- **Input for this task**:
#####

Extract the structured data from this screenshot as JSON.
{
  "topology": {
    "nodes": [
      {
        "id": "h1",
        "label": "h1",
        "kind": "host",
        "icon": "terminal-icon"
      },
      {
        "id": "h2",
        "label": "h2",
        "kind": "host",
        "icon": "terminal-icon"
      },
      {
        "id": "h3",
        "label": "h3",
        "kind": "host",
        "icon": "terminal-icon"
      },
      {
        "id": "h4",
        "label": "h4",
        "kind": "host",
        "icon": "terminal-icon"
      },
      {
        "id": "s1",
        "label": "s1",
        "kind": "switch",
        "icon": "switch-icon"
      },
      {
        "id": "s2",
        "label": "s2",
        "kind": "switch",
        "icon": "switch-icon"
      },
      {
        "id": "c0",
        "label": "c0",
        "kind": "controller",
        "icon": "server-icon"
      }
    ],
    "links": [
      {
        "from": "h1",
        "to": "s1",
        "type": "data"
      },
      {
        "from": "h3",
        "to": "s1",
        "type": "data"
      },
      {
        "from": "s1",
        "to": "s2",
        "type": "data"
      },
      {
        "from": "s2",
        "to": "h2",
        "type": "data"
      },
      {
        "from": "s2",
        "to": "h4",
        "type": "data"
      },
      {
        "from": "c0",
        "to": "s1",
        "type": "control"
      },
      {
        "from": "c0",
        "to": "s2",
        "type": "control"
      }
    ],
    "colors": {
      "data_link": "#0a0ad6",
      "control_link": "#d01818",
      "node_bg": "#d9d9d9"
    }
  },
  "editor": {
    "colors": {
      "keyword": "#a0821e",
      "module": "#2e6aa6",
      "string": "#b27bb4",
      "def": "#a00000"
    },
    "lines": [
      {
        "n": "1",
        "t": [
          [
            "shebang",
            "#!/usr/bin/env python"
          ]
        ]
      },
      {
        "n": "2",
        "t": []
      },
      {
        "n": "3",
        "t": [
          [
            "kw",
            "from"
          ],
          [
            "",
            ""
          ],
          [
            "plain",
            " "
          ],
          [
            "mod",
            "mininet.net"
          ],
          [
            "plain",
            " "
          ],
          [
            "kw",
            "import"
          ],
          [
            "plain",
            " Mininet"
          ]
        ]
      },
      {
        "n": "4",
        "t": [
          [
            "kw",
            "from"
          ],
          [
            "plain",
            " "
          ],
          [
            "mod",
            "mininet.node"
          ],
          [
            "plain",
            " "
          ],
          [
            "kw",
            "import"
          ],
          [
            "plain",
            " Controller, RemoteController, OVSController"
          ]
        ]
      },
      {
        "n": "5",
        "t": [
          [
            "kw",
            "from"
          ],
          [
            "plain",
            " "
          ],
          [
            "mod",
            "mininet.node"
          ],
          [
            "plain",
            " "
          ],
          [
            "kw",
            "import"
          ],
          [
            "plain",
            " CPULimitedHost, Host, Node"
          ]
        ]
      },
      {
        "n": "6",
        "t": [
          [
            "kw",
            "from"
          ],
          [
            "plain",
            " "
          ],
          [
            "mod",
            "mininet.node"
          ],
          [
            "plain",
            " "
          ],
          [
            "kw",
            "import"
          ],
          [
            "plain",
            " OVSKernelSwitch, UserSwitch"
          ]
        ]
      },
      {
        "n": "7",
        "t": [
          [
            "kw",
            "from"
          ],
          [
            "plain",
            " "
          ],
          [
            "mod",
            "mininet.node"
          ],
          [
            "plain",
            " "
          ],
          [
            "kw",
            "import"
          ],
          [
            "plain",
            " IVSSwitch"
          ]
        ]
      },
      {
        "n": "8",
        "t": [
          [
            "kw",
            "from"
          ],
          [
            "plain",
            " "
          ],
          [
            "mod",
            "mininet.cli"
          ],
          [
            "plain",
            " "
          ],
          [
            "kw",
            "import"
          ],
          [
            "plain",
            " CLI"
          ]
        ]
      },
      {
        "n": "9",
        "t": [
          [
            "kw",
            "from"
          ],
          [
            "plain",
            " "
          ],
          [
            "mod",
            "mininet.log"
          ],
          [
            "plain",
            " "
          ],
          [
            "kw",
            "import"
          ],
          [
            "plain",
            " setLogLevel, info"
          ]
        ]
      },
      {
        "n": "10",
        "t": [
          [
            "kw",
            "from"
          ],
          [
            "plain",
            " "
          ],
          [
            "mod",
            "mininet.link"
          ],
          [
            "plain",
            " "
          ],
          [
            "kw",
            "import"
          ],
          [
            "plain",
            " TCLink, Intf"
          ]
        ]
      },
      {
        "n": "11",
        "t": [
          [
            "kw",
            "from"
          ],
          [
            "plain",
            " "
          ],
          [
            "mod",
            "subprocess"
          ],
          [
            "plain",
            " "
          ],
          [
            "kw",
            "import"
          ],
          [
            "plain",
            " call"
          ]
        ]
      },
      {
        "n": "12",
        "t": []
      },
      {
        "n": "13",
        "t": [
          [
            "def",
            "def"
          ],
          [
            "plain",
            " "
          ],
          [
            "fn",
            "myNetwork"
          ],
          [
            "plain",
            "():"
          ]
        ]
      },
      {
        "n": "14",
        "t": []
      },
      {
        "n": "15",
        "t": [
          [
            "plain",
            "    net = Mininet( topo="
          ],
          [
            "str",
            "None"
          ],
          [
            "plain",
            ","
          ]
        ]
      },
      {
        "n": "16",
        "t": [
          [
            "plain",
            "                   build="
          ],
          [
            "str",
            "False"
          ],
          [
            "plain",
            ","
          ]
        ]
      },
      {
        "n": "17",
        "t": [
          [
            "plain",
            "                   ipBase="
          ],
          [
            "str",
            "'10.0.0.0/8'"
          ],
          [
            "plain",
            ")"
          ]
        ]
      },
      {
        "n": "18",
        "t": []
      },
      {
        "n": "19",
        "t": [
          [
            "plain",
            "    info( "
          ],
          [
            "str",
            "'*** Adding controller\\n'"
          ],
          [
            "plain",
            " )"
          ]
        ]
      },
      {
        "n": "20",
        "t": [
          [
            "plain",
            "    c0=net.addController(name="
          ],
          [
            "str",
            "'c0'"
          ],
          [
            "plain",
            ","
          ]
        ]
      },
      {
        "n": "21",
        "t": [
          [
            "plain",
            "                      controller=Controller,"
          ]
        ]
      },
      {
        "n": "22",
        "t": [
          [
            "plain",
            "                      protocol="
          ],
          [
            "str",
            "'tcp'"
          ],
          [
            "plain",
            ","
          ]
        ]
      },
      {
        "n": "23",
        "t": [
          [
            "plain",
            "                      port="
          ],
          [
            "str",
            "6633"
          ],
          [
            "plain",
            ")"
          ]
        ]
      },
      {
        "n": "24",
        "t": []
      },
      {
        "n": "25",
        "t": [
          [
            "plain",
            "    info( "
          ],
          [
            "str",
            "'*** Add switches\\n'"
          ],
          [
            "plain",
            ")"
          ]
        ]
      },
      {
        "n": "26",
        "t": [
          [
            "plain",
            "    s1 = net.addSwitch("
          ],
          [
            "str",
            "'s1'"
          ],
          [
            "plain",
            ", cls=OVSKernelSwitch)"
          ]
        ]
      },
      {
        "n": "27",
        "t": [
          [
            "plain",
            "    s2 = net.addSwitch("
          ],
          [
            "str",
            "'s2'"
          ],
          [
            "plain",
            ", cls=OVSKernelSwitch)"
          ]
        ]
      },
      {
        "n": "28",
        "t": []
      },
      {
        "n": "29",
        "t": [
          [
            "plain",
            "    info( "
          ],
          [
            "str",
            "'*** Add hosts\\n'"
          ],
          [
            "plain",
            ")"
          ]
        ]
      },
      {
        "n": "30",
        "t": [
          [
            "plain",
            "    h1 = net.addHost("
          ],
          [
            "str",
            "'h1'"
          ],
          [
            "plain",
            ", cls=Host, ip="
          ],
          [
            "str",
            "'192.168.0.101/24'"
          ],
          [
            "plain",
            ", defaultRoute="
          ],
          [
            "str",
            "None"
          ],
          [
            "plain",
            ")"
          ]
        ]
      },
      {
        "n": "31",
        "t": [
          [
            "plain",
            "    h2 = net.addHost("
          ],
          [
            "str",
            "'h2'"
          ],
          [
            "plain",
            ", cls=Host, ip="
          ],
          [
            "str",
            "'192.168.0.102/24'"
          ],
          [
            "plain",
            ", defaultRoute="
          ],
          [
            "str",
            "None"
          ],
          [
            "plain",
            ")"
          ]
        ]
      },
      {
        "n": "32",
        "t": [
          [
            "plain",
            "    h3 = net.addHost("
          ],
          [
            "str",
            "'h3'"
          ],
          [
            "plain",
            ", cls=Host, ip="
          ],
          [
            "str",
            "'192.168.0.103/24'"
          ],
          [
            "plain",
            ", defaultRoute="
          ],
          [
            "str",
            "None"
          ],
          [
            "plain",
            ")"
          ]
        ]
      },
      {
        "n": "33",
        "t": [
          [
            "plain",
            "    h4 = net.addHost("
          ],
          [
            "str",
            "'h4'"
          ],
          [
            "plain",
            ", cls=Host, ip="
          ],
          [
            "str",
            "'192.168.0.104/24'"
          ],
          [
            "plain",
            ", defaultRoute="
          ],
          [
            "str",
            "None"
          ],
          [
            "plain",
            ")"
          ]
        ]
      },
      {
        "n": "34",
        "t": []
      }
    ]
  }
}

#####

- **Requirements**: Within the entries above, work out how many lines contain the word "label". The number alone is the answer.

- **Written reply**: 7